## Exercise prompt
Find all lines in the records that include the word "this", and copy them out.

(Records from a dataset)
==============================
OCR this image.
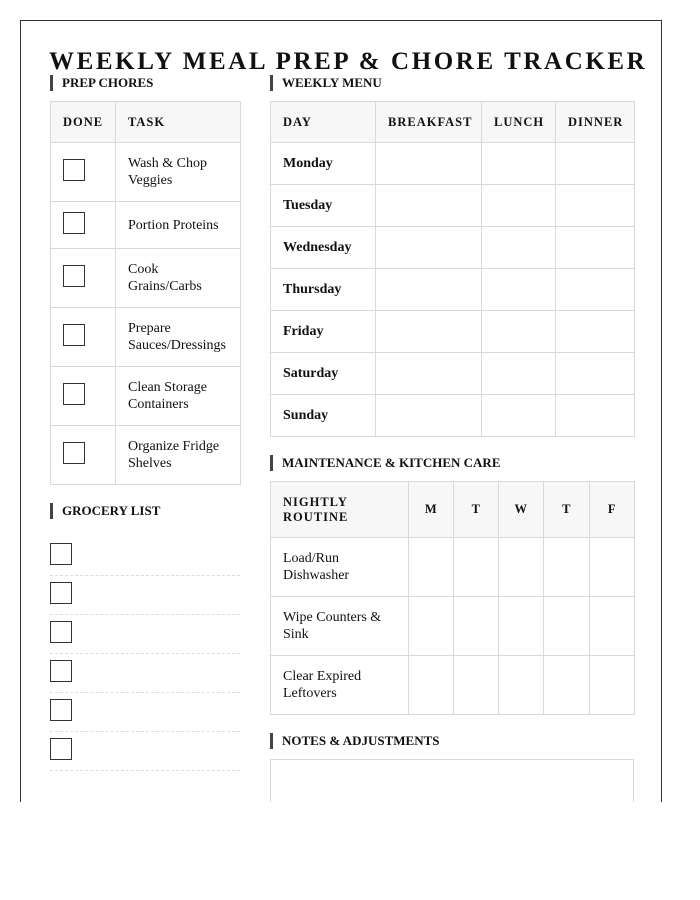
WEEKLY MEAL PREP & CHORE TRACKER
PREP CHORES
DONE	TASK
	Wash & Chop Veggies
	Portion Proteins
	Cook Grains/Carbs
	Prepare Sauces/Dressings
	Clean Storage Containers
	Organize Fridge Shelves
GROCERY LIST
WEEKLY MENU
DAY	BREAKFAST	LUNCH	DINNER
Monday			
Tuesday			
Wednesday			
Thursday			
Friday			
Saturday			
Sunday			
MAINTENANCE & KITCHEN CARE
NIGHTLY ROUTINE	M	T	W	T	F
Load/Run Dishwasher					
Wipe Counters & Sink					
Clear Expired Leftovers					
NOTES & ADJUSTMENTS
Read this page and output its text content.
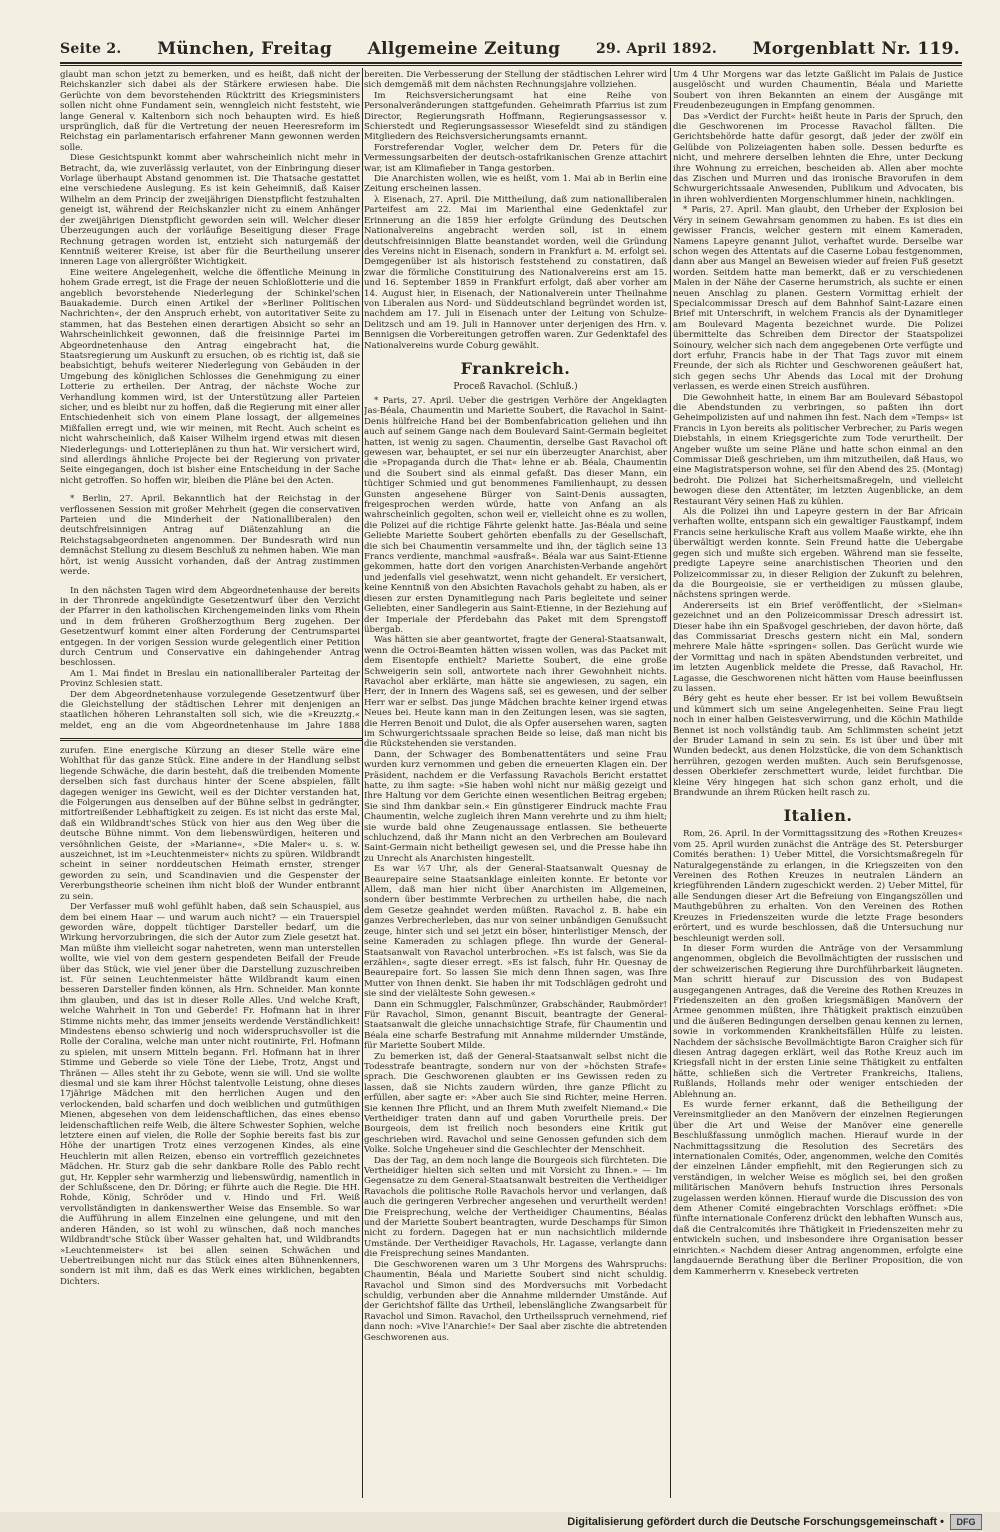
Seite 2. München, Freitag Allgemeine Zeitung	29. April 1892. Morgenblatt Nr. 119.

glaubt man schon jetzt zu bemerken, und es heißt, daß nicht der Reichskanzler sich dabei als der Stärkere erwiesen habe. Die Gerüchte von dem bevorstehenden Rücktritt des Kriegsministers sollen nicht ohne Fundament sein, wenngleich nicht feststeht, wie lange General v. Kaltenborn sich noch behaupten wird. Es hieß ursprünglich, daß für die Vertretung der neuen Heeresreform im Reichstag ein parlamentarisch erfahrener Mann gewonnen werden solle.

Diese Gesichtspunkt kommt aber wahrscheinlich nicht mehr in Betracht, da, wie zuverlässig verlautet, von der Einbringung dieser Vorlage überhaupt Abstand genommen ist. Die Thatsache gestattet eine verschiedene Auslegung. Es ist kein Geheimniß, daß Kaiser Wilhelm an dem Princip der zweijährigen Dienstpflicht festzuhalten geneigt ist, während der Reichskanzler nicht zu einem Anhänger der zweijährigen Dienstpflicht geworden sein will. Welcher dieser Überzeugungen auch der vorläufige Beseitigung dieser Frage Rechnung getragen worden ist, entzieht sich naturgemäß der Kenntniß weiterer Kreise, ist aber für die Beurtheilung unserer inneren Lage von allergrößter Wichtigkeit.

Eine weitere Angelegenheit, welche die öffentliche Meinung in hohem Grade erregt, ist die Frage der neuen Schloßlotterie und die angeblich bevorstehende Niederlegung der Schinkel'schen Bauakademie. Durch einen Artikel der »Berliner Politischen Nachrichten«, der den Anspruch erhebt, von autoritativer Seite zu stammen, hat das Bestehen einen derartigen Absicht so sehr an Wahrscheinlichkeit gewonnen, daß die freisinnige Partei im Abgeordnetenhause den Antrag eingebracht hat, die Staatsregierung um Auskunft zu ersuchen, ob es richtig ist, daß sie beabsichtigt, behufs weiterer Niederlegung von Gebäuden in der Umgebung des königlichen Schlosses die Genehmigung zu einer Lotterie zu ertheilen. Der Antrag, der nächste Woche zur Verhandlung kommen wird, ist der Unterstützung aller Parteien sicher, und es bleibt nur zu hoffen, daß die Regierung mit einer aller Entschiedenheit sich von einem Plane lossagt, der allgemeines Mißfallen erregt und, wie wir meinen, mit Recht. Auch scheint es nicht wahrscheinlich, daß Kaiser Wilhelm irgend etwas mit diesen Niederlegungs- und Lotterieplänen zu thun hat. Wir versichert wird, sind allerdings ähnliche Projecte bei der Regierung von privater Seite eingegangen, doch ist bisher eine Entscheidung in der Sache nicht getroffen. So hoffen wir, bleiben die Pläne bei den Acten.

* Berlin, 27. April. Bekanntlich hat der Reichstag in der verflossenen Session mit großer Mehrheit (gegen die conservativen Parteien und die Minderheit der Nationalliberalen) den deutschfreisinnigen Antrag auf Diätenzahlung an die Reichstagsabgeordneten angenommen. Der Bundesrath wird nun demnächst Stellung zu diesem Beschluß zu nehmen haben. Wie man hört, ist wenig Aussicht vorhanden, daß der Antrag zustimmen werde.

In den nächsten Tagen wird dem Abgeordnetenhause der bereits in der Thronrede angekündigte Gesetzentwurf über den Verzicht der Pfarrer in den katholischen Kirchengemeinden links vom Rhein und in dem früheren Großherzogthum Berg zugehen. Der Gesetzentwurf kommt einer alten Forderung der Centrumspartei entgegen. In der vorigen Session wurde gelegentlich einer Petition durch Centrum und Conservative ein dahingehender Antrag beschlossen.

Am 1. Mai findet in Breslau ein nationalliberaler Parteitag der Provinz Schlesien statt.

Der dem Abgeordnetenhause vorzulegende Gesetzentwurf über die Gleichstellung der städtischen Lehrer mit denjenigen an staatlichen höheren Lehranstalten soll sich, wie die »Kreuzztg.« meldet, eng an die vom Abgeordnetenhause im Jahre 1888

zurufen. Eine energische Kürzung an dieser Stelle wäre eine Wohlthat für das ganze Stück. Eine andere in der Handlung selbst liegende Schwäche, die darin besteht, daß die treibenden Momente derselben sich fast durchaus hinter der Scene abspielen, fällt dagegen weniger ins Gewicht, weil es der Dichter verstanden hat, die Folgerungen aus denselben auf der Bühne selbst in gedrängter, mitfortreißender Lebhaftigkeit zu zeigen. Es ist nicht das erste Mal, daß ein Wildbrandt'sches Stück von hier aus den Weg über die deutsche Bühne nimmt. Von dem liebenswürdigen, heiteren und versöhnlichen Geiste, der »Marianne«, »Die Maler« u. s. w. auszeichnet, ist im »Leuchtenmeister« nichts zu spüren. Wildbrandt scheint in seiner norddeutschen Heimath ernster, strenger geworden zu sein, und Scandinavien und die Gespenster der Vererbungstheorie scheinen ihm nicht bloß der Wunder entbrannt zu sein.

Der Verfasser muß wohl gefühlt haben, daß sein Schauspiel, aus dem bei einem Haar — und warum auch nicht? — ein Trauerspiel geworden wäre, doppelt tüchtiger Darsteller bedarf, um die Wirkung hervorzubringen, die sich der Autor zum Ziele gesetzt hat. Man müßte ihm vielleicht sogar nahetreten, wenn man unterstellen wollte, wie viel von dem gestern gespendeten Beifall der Freude über das Stück, wie viel jener über die Darstellung zuzuschreiben ist. Für seinen Leuchtenmeister hätte Wildbrandt kaum einen besseren Darsteller finden können, als Hrn. Schneider. Man konnte ihm glauben, und das ist in dieser Rolle Alles. Und welche Kraft, welche Wahrheit in Ton und Geberde! Fr. Hofmann hat in ihrer Stimme nichts mehr, das immer jenseits werdende Verständlichkeit! Mindestens ebenso schwierig und noch widerspruchsvoller ist die Rolle der Coralina, welche man unter nicht routinirte, Frl. Hofmann zu spielen, mit unsern Mitteln begann. Frl. Hofmann hat in ihrer Stimme und Geberde so viele Töne der Liebe, Trotz, Angst und Thränen — Alles steht ihr zu Gebote, wenn sie will. Und sie wollte diesmal und sie kam ihrer Höchst talentvolle Leistung, ohne dieses 17jährige Mädchen mit den herrlichen Augen und den verlockenden, bald scharfen und doch weiblichen und gutmüthigen Mienen, abgesehen von dem leidenschaftlichen, das eines ebenso leidenschaftlichen reife Weib, die ältere Schwester Sophien, welche letztere einen auf vielen, die Rolle der Sophie bereits fast bis zur Höhe der unartigen Trotz eines verzogenen Kindes, als eine Heuchlerin mit allen Reizen, ebenso ein vortrefflich gezeichnetes Mädchen. Hr. Sturz gab die sehr dankbare Rolle des Pablo recht gut, Hr. Keppler sehr warmherzig und liebenswürdig, namentlich in der Schlußscene, den Dr. Döring; er führte auch die Regie. Die HH. Rohde, König, Schröder und v. Hindo und Frl. Weiß vervollständigten in dankenswerther Weise das Ensemble. So war die Aufführung in allem Einzelnen eine gelungene, und mit den anderen Händen, so ist wohl zu wünschen, daß noch manches Wildbrandt'sche Stück über Wasser gehalten hat, und Wildbrandts »Leuchtenmeister« ist bei allen seinen Schwächen und Uebertreibungen nicht nur das Stück eines alten Bühnenkenners, sondern ist mit ihm, daß es das Werk eines wirklichen, begabten Dichters.

bereiten. Die Verbesserung der Stellung der städtischen Lehrer wird sich demgemäß mit dem nächsten Rechnungsjahre vollziehen.

Im Reichsversicherungsamt hat eine Reihe von Personalveränderungen stattgefunden. Geheimrath Pfarrius ist zum Director, Regierungsrath Hoffmann, Regierungsassessor v. Schierstedt und Regierungsassessor Wiesefeldt sind zu ständigen Mitgliedern des Reichsversicherungsamts ernannt.

Forstreferendar Vogler, welcher dem Dr. Peters für die Vermessungsarbeiten der deutsch-ostafrikanischen Grenze attachirt war, ist am Klimafieber in Tanga gestorben.

Die Anarchisten wollen, wie es heißt, vom 1. Mai ab in Berlin eine Zeitung erscheinen lassen.

λ Eisenach, 27. April. Die Mittheilung, daß zum nationalliberalen Parteifest am 22. Mai im Marienthal eine Gedenktafel zur Erinnerung an die 1859 hier erfolgte Gründung des Deutschen Nationalvereins angebracht werden soll, ist in einem deutschfreisinnigen Blatte beanstandet worden, weil die Gründung des Vereins nicht in Eisenach, sondern in Frankfurt a. M. erfolgt sei. Demgegenüber ist als historisch feststehend zu constatiren, daß zwar die förmliche Constituirung des Nationalvereins erst am 15. und 16. September 1859 in Frankfurt erfolgt, daß aber vorher am 14. August hier, in Eisenach, der Nationalverein unter Theilnahme von Liberalen aus Nord- und Süddeutschland begründet worden ist, nachdem am 17. Juli in Eisenach unter der Leitung von Schulze-Delitzsch und am 19. Juli in Hannover unter derjenigen des Hrn. v. Bennigsen die Vorbereitungen getroffen waren. Zur Gedenktafel des Nationalvereins wurde Coburg gewählt.

Frankreich.
Proceß Ravachol. (Schluß.)

* Paris, 27. April. Ueber die gestrigen Verhöre der Angeklagten Jas-Béala, Chaumentin und Mariette Soubert, die Ravachol in Saint-Denis hülfreiche Hand bei der Bombenfabrication geliehen und ihn auch auf seinem Gange nach dem Boulevard Saint-Germain begleitet hatten, ist wenig zu sagen. Chaumentin, derselbe Gast Ravachol oft gewesen war, behauptet, er sei nur ein überzeugter Anarchist, aber die »Propaganda durch die That« lehne er ab. Béala, Chaumentin und die Soubert sind als einmal gefaßt. Das dieser Mann, ein tüchtiger Schmied und gut benommenes Familienhaupt, zu dessen Gunsten angesehene Bürger von Saint-Denis aussagten, freigesprochen werden würde, hatte von Anfang an als wahrscheinlich gegolten, schon weil er, vielleicht ohne es zu wollen, die Polizei auf die richtige Fährte gelenkt hatte. Jas-Béala und seine Geliebte Mariette Soubert gehörten ebenfalls zu der Gesellschaft, die sich bei Chaumentin versammelte und ihn, der täglich seine 13 Francs verdiente, manchmal »ausfraß«. Béala war aus Saint-Etienne gekommen, hatte dort den vorigen Anarchisten-Verbande angehört und jedenfalls viel gesehwatzt, wenn nicht gehandelt. Er versichert, keine Kenntniß von den Absichten Ravachols gehabt zu haben, als er diesen zur ersten Dynamitlegung nach Paris begleitete und seiner Geliebten, einer Sandlegerin aus Saint-Etienne, in der Beziehung auf der Imperiale der Pferdebahn das Paket mit dem Sprengstoff übergab.

Was hätten sie aber geantwortet, fragte der General-Staatsanwalt, wenn die Octroi-Beamten hätten wissen wollen, was das Packet mit dem Eisentopfe enthielt? Mariette Soubert, die eine große Schweigerin sein soll, antwortete nach ihrer Gewohnheit nichts. Ravachol aber erklärte, man hätte sie angewiesen, zu sagen, ein Herr, der in Innern des Wagens saß, sei es gewesen, und der selber Herr war er selbst. Das junge Mädchen brachte keiner irgend etwas Neues bei. Heute kann man in den Zeitungen lesen, was sie sagten, die Herren Benoit und Dulot, die als Opfer ausersehen waren, sagten im Schwurgerichtssaale sprachen Beide so leise, daß man nicht bis die Rückstehenden sie verstanden.

Dann, der Schwager des Bombenattentäters und seine Frau wurden kurz vernommen und geben die erneuerten Klagen ein. Der Präsident, nachdem er die Verfassung Ravachols Bericht erstattet hatte, zu ihm sagte: »Sie haben wohl nicht nur mäßig gezeigt und Ihre Haltung vor dem Gerichte einen wesentlichen Beitrag ergeben; Sie sind Ihm dankbar sein.« Ein günstigerer Eindruck machte Frau Chaumentin, welche zugleich ihren Mann verehrte und zu ihm hielt; sie wurde bald ohne Zeugenaussage entlassen. Sie betheuerte schluchzend, daß ihr Mann nicht an den Verbrechen am Boulevard Saint-Germain nicht betheiligt gewesen sei, und die Presse habe ihn zu Unrecht als Anarchisten hingestellt.

Es war ½7 Uhr, als der General-Staatsanwalt Quesnay de Beaurepaire seine Staatsanklage einleiten konnte. Er betonte vor Allem, daß man hier nicht über Anarchisten im Allgemeinen, sondern über bestimmte Verbrechen zu urtheilen habe, die nach dem Gesetze geahndet werden müßten. Ravachol z. B. habe ein ganzes Verbrecherleben, das nur von seiner unbändigen Genußsucht zeuge, hinter sich und sei jetzt ein böser, hinterlistiger Mensch, der seine Kameraden zu schlagen pflege. Ihn wurde der General-Staatsanwalt von Ravachol unterbrochen. »Es ist falsch, was Sie da erzählen«, sagte dieser erregt. »Es ist falsch, fuhr Hr. Quesnay de Beaurepaire fort. So lassen Sie mich denn Ihnen sagen, was Ihre Mutter von Ihnen denkt. Sie haben ihr mit Todschlägen gedroht und sie sind der vielälteste Sohn gewesen.«

Dann ein Schmuggler, Falschmünzer, Grabschänder, Raubmörder! Für Ravachol, Simon, genannt Biscuit, beantragte der General-Staatsanwalt die gleiche unnachsichtige Strafe, für Chaumentin und Béala eine scharfe Bestrafung mit Annahme mildernder Umstände, für Mariette Soubert Milde.

Zu bemerken ist, daß der General-Staatsanwalt selbst nicht die Todesstrafe beantragte, sondern nur von der »höchsten Strafe« sprach. Die Geschworenen glaubten er ins Gewissen reden zu lassen, daß sie Nichts zaudern würden, ihre ganze Pflicht zu erfüllen, aber sagte er: »Aber auch Sie sind Richter, meine Herren. Sie kennen Ihre Pflicht, und an Ihrem Muth zweifelt Niemand.« Die Vertheidiger traten dann auf und gaben Vorurtheile preis. Der Bourgeois, dem ist freilich noch besonders eine Kritik gut geschrieben wird. Ravachol und seine Genossen gefunden sich dem Volke. Solche Ungeheuer sind die Geschlechter der Menschheit.

Das der Tag, an dem noch lange die Bourgeois sich fürchteten. Die Vertheidiger hielten sich selten und mit Vorsicht zu Ihnen.» — Im Gegensatze zu dem General-Staatsanwalt bestreiten die Vertheidiger Ravachols die politische Rolle Ravachols hervor und verlangen, daß auch die geringeren Verbrecher angesehen und verurtheilt werden! Die Freisprechung, welche der Vertheidiger Chaumentins, Béalas und der Mariette Soubert beantragten, wurde Deschamps für Simon nicht zu fordern. Dagegen hat er nun nachsichtlich mildernde Umstände. Der Vertheidiger Ravachols, Hr. Lagasse, verlangte dann die Freisprechung seines Mandanten.

Die Geschworenen waren um 3 Uhr Morgens des Wahrspruchs: Chaumentin, Béala und Mariette Soubert sind nicht schuldig. Ravachol und Simon sind des Mordversuchs mit Vorbedacht schuldig, verbunden aber die Annahme mildernder Umstände. Auf der Gerichtshof fällte das Urtheil, lebenslängliche Zwangsarbeit für Ravachol und Simon. Ravachol, den Urtheilsspruch vernehmend, rief dann noch: »Vive l'Anarchie!« Der Saal aber zischte die abtretenden Geschworenen aus.

Um 4 Uhr Morgens war das letzte Gaßlicht im Palais de Justice ausgelöscht und wurden Chaumentin, Béala und Mariette Soubert von ihren Bekannten an einem der Ausgänge mit Freudenbezeugungen in Empfang genommen.

Das »Verdict der Furcht« heißt heute in Paris der Spruch, den die Geschworenen im Processe Ravachol fällten. Die Gerichtsbehörde hatte dafür gesorgt, daß jeder der zwölf ein Gelübde von Polizeiagenten haben solle. Dessen bedurfte es nicht, und mehrere derselben lehnten die Ehre, unter Deckung ihre Wohnung zu erreichen, bescheiden ab. Allen aber mochte das Zischen und Murren und das ironische Bravorufen in dem Schwurgerichtssaale Anwesenden, Publikum und Advocaten, bis in ihren wohlverdienten Morgenschlummer hinein, nachklingen.

* Paris, 27. April. Man glaubt, den Urheber der Explosion bei Véry in seinem Gewahrsam genommen zu haben. Es ist dies ein gewisser Francis, welcher gestern mit einem Kameraden, Namens Lapeyre genannt Juliot, verhaftet wurde. Derselbe war schon wegen des Attentats auf die Caserne Lobau festgenommen, dann aber aus Mangel an Beweisen wieder auf freien Fuß gesetzt worden. Seitdem hatte man bemerkt, daß er zu verschiedenen Malen in der Nähe der Caserne herumstrich, als suchte er einen neuen Anschlag zu planen. Gestern Vormittag erhielt der Specialcommissar Dresch auf dem Bahnhof Saint-Lazare einen Brief mit Unterschrift, in welchem Francis als der Dynamitleger am Boulevard Magenta bezeichnet wurde. Die Polizei übermittelte das Schreiben dem Director der Staatspolizei Soinoury, welcher sich nach dem angegebenen Orte verfügte und dort erfuhr, Francis habe in der That Tags zuvor mit einem Freunde, der sich als Richter und Geschworenen geäußert hat, sich gegen sechs Uhr Abends das Local mit der Drohung verlassen, es werde einen Streich ausführen.

Die Gewohnheit hatte, in einem Bar am Boulevard Sébastopol die Abendstunden zu verbringen, so paßten ihn dort Geheimpolizisten auf und nahmen ihn fest. Nach dem »Temps« ist Francis in Lyon bereits als politischer Verbrecher, zu Paris wegen Diebstahls, in einem Kriegsgerichte zum Tode verurtheilt. Der Angeber wußte um seine Pläne und hatte schon einmal an den Commissar Dieß geschrieben, um ihm mitzutheilen, daß Haus, wo eine Magistratsperson wohne, sei für den Abend des 25. (Montag) bedroht. Die Polizei hat Sicherheitsmaßregeln, und vielleicht bewogen diese den Attentäter, im letzten Augenblicke, an dem Restaurant Véry seinen Haß zu kühlen.

Als die Polizei ihn und Lapeyre gestern in der Bar Africain verhaften wollte, entspann sich ein gewaltiger Faustkampf, indem Francis seine herkulische Kraft aus vollem Maaße wirkte, ehe ihn überwältigt werden konnte. Sein Freund hatte die Uebergabe gegen sich und mußte sich ergeben. Während man sie fesselte, predigte Lapeyre seine anarchistischen Theorien und den Polizeicommissar zu, in dieser Religion der Zukunft zu belehren, da die Bourgeoisie, sie er vertheidigen zu müssen glaube, nächstens springen werde.

Andererseits ist ein Brief veröffentlicht, der »Sielman« gezeichnet und an den Polizeicommissar Dresch adressirt ist. Dieser habe ihn ein Spaßvogel geschrieben, der davon hörte, daß das Commissariat Dreschs gestern nicht ein Mal, sondern mehrere Male hätte »springen« sollen. Das Gerücht wurde wie der Vormittag und nach in späten Abendstunden verbreitet, und im letzten Augenblick meldete die Presse, daß Ravachol, Hr. Lagasse, die Geschworenen nicht hätten vom Hause beeinflussen zu lassen.

Béry geht es heute eher besser. Er ist bei vollem Bewußtsein und kümmert sich um seine Angelegenheiten. Seine Frau liegt noch in einer halben Geistesverwirrung, und die Köchin Mathilde Bennet ist noch vollständig taub. Am Schlimmsten scheint jetzt der Bruder Lamand in sein zu sein. Es ist über und über mit Wunden bedeckt, aus denen Holzstücke, die von dem Schanktisch herrühren, gezogen werden mußten. Auch sein Berufsgenosse, dessen Oberkiefer zerschmettert wurde, leidet furchtbar. Die kleine Véry hingegen hat sich schon ganz erholt, und die Brandwunde an ihrem Rücken heilt rasch zu.

Italien.

Rom, 26. April. In der Vormittagssitzung des »Rothen Kreuzes« vom 25. April wurden zunächst die Anträge des St. Petersburger Comités berathen: 1) Ueber Mittel, die Vorsichtsmaßregeln für Naturalgegenstände zu erlangen, in die Kriegszeiten von den Vereinen des Rothen Kreuzes in neutralen Ländern an kriegführenden Ländern zugeschickt werden. 2) Ueber Mittel, für alle Sendungen dieser Art die Befreiung von Eingangszöllen und Mauthgebühren zu erhalten. Von den Vereinen des Rothen Kreuzes in Friedenszeiten wurde die letzte Frage besonders erörtert, und es wurde beschlossen, daß die Untersuchung nur beschleunigt werden soll.

In dieser Form wurden die Anträge von der Versammlung angenommen, obgleich die Bevollmächtigten der russischen und der schweizerischen Regierung ihre Durchführbarkeit läugneten. Man schritt hierauf zur Discussion des von Budapest ausgegangenen Antrages, daß die Vereine des Rothen Kreuzes in Friedenszeiten an den großen kriegsmäßigen Manövern der Armee genommen müßten, ihre Thätigkeit praktisch einzuüben und die äußeren Bedingungen derselben genau kennen zu lernen, sowie in vorkommenden Krankheitsfällen Hülfe zu leisten. Nachdem der sächsische Bevollmächtigte Baron Craigher sich für diesen Antrag dagegen erklärt, weil das Rothe Kreuz auch im Kriegsfall nicht in der ersten Linie seine Thätigkeit zu entfalten hätte, schließen sich die Vertreter Frankreichs, Italiens, Rußlands, Hollands mehr oder weniger entschieden der Ablehnung an.

Es wurde ferner erkannt, daß die Betheiligung der Vereinsmitglieder an den Manövern der einzelnen Regierungen über die Art und Weise der Manöver eine generelle Beschlußfassung unmöglich machen. Hierauf wurde in der Nachmittagssitzung die Resolution des Secretärs des internationalen Comités, Oder, angenommen, welche den Comités der einzelnen Länder empfiehlt, mit den Regierungen sich zu verständigen, in welcher Weise es möglich sei, bei den großen militärischen Manövern behufs Instruction ihres Personals zugelassen werden können. Hierauf wurde die Discussion des von dem Athener Comité eingebrachten Vorschlags eröffnet: »Die fünfte internationale Conferenz drückt den lebhaften Wunsch aus, daß die Centralcomités ihre Thätigkeit in Friedenszeiten mehr zu entwickeln suchen, und insbesondere ihre Organisation besser einrichten.« Nachdem dieser Antrag angenommen, erfolgte eine langdauernde Berathung über die Berliner Proposition, die von dem Kammerherrn v. Knesebeck vertreten

Digitalisierung gefördert durch die Deutsche Forschungsgemeinschaft •	DFG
==============================
## Output below
OCR this image.
Read this page and output its text content.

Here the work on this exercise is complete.